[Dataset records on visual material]
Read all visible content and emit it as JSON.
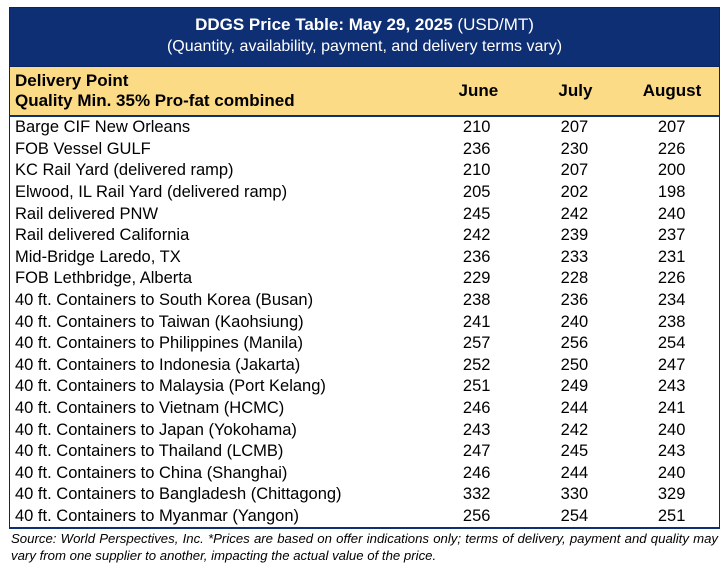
{
  "title": {
    "bold": "DDGS Price Table: May 29, 2025",
    "unit": " (USD/MT)",
    "subtitle": "(Quantity, availability, payment, and delivery terms vary)"
  },
  "header": {
    "delivery_point": "Delivery Point",
    "quality": "Quality Min. 35% Pro-fat combined",
    "columns": [
      "June",
      "July",
      "August"
    ]
  },
  "rows": [
    {
      "name": "Barge CIF New Orleans",
      "june": "210",
      "july": "207",
      "august": "207"
    },
    {
      "name": "FOB Vessel GULF",
      "june": "236",
      "july": "230",
      "august": "226"
    },
    {
      "name": "KC Rail Yard (delivered ramp)",
      "june": "210",
      "july": "207",
      "august": "200"
    },
    {
      "name": "Elwood, IL Rail Yard (delivered ramp)",
      "june": "205",
      "july": "202",
      "august": "198"
    },
    {
      "name": "Rail delivered PNW",
      "june": "245",
      "july": "242",
      "august": "240"
    },
    {
      "name": "Rail delivered California",
      "june": "242",
      "july": "239",
      "august": "237"
    },
    {
      "name": "Mid-Bridge Laredo, TX",
      "june": "236",
      "july": "233",
      "august": "231"
    },
    {
      "name": "FOB Lethbridge, Alberta",
      "june": "229",
      "july": "228",
      "august": "226"
    },
    {
      "name": "40 ft. Containers to South Korea (Busan)",
      "june": "238",
      "july": "236",
      "august": "234"
    },
    {
      "name": "40 ft. Containers to Taiwan (Kaohsiung)",
      "june": "241",
      "july": "240",
      "august": "238"
    },
    {
      "name": "40 ft. Containers to Philippines (Manila)",
      "june": "257",
      "july": "256",
      "august": "254"
    },
    {
      "name": "40 ft. Containers to Indonesia (Jakarta)",
      "june": "252",
      "july": "250",
      "august": "247"
    },
    {
      "name": "40 ft. Containers to Malaysia (Port Kelang)",
      "june": "251",
      "july": "249",
      "august": "243"
    },
    {
      "name": "40 ft. Containers to Vietnam (HCMC)",
      "june": "246",
      "july": "244",
      "august": "241"
    },
    {
      "name": "40 ft. Containers to Japan (Yokohama)",
      "june": "243",
      "july": "242",
      "august": "240"
    },
    {
      "name": "40 ft. Containers to Thailand (LCMB)",
      "june": "247",
      "july": "245",
      "august": "243"
    },
    {
      "name": "40 ft. Containers to China (Shanghai)",
      "june": "246",
      "july": "244",
      "august": "240"
    },
    {
      "name": "40 ft. Containers to Bangladesh (Chittagong)",
      "june": "332",
      "july": "330",
      "august": "329"
    },
    {
      "name": "40 ft. Containers to Myanmar (Yangon)",
      "june": "256",
      "july": "254",
      "august": "251"
    }
  ],
  "footnote": "Source: World Perspectives, Inc. *Prices are based on offer indications only; terms of delivery, payment and quality may vary from one supplier to another, impacting the actual value of the price.",
  "colors": {
    "title_bg": "#0f2f74",
    "header_bg": "#fcdb86"
  }
}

#### [Challenge]
Every record is to be reproduced exactly, with no pictures included.

#### [Task solution]
Read all visible content and emit it as JSON.
{
  "title": {
    "bold": "DDGS Price Table: May 29, 2025",
    "unit": " (USD/MT)",
    "subtitle": "(Quantity, availability, payment, and delivery terms vary)"
  },
  "header": {
    "delivery_point": "Delivery Point",
    "quality": "Quality Min. 35% Pro-fat combined",
    "columns": [
      "June",
      "July",
      "August"
    ]
  },
  "rows": [
    {
      "name": "Barge CIF New Orleans",
      "june": "210",
      "july": "207",
      "august": "207"
    },
    {
      "name": "FOB Vessel GULF",
      "june": "236",
      "july": "230",
      "august": "226"
    },
    {
      "name": "KC Rail Yard (delivered ramp)",
      "june": "210",
      "july": "207",
      "august": "200"
    },
    {
      "name": "Elwood, IL Rail Yard (delivered ramp)",
      "june": "205",
      "july": "202",
      "august": "198"
    },
    {
      "name": "Rail delivered PNW",
      "june": "245",
      "july": "242",
      "august": "240"
    },
    {
      "name": "Rail delivered California",
      "june": "242",
      "july": "239",
      "august": "237"
    },
    {
      "name": "Mid-Bridge Laredo, TX",
      "june": "236",
      "july": "233",
      "august": "231"
    },
    {
      "name": "FOB Lethbridge, Alberta",
      "june": "229",
      "july": "228",
      "august": "226"
    },
    {
      "name": "40 ft. Containers to South Korea (Busan)",
      "june": "238",
      "july": "236",
      "august": "234"
    },
    {
      "name": "40 ft. Containers to Taiwan (Kaohsiung)",
      "june": "241",
      "july": "240",
      "august": "238"
    },
    {
      "name": "40 ft. Containers to Philippines (Manila)",
      "june": "257",
      "july": "256",
      "august": "254"
    },
    {
      "name": "40 ft. Containers to Indonesia (Jakarta)",
      "june": "252",
      "july": "250",
      "august": "247"
    },
    {
      "name": "40 ft. Containers to Malaysia (Port Kelang)",
      "june": "251",
      "july": "249",
      "august": "243"
    },
    {
      "name": "40 ft. Containers to Vietnam (HCMC)",
      "june": "246",
      "july": "244",
      "august": "241"
    },
    {
      "name": "40 ft. Containers to Japan (Yokohama)",
      "june": "243",
      "july": "242",
      "august": "240"
    },
    {
      "name": "40 ft. Containers to Thailand (LCMB)",
      "june": "247",
      "july": "245",
      "august": "243"
    },
    {
      "name": "40 ft. Containers to China (Shanghai)",
      "june": "246",
      "july": "244",
      "august": "240"
    },
    {
      "name": "40 ft. Containers to Bangladesh (Chittagong)",
      "june": "332",
      "july": "330",
      "august": "329"
    },
    {
      "name": "40 ft. Containers to Myanmar (Yangon)",
      "june": "256",
      "july": "254",
      "august": "251"
    }
  ],
  "footnote": "Source: World Perspectives, Inc. *Prices are based on offer indications only; terms of delivery, payment and quality may vary from one supplier to another, impacting the actual value of the price.",
  "colors": {
    "title_bg": "#0f2f74",
    "header_bg": "#fcdb86"
  }
}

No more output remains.